(Records contained in a dataset)
◆ ◆ ◆ ◆
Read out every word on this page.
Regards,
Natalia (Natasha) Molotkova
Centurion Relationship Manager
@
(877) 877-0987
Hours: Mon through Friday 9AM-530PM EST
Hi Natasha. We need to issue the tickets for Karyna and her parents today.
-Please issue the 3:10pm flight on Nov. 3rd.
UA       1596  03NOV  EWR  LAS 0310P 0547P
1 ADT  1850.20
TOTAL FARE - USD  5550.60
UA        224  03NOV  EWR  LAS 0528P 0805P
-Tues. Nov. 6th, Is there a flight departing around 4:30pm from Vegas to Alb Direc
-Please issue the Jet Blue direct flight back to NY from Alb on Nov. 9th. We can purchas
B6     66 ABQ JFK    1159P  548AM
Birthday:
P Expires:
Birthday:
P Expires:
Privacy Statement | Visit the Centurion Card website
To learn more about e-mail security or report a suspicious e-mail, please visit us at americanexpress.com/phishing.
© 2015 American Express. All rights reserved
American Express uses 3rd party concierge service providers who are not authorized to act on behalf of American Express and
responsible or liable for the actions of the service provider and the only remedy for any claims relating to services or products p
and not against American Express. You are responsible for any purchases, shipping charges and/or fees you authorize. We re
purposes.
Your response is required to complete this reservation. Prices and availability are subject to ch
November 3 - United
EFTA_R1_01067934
◆ ◆ ◆ ◆
Check each line of the entries for the string "from". Copy the lines that have it.

» Result of this exercise
-Tues. Nov. 6th, Is there a flight departing around 4:30pm from Vegas to Alb Direc
-Please issue the Jet Blue direct flight back to NY from Alb on Nov. 9th. We can purchas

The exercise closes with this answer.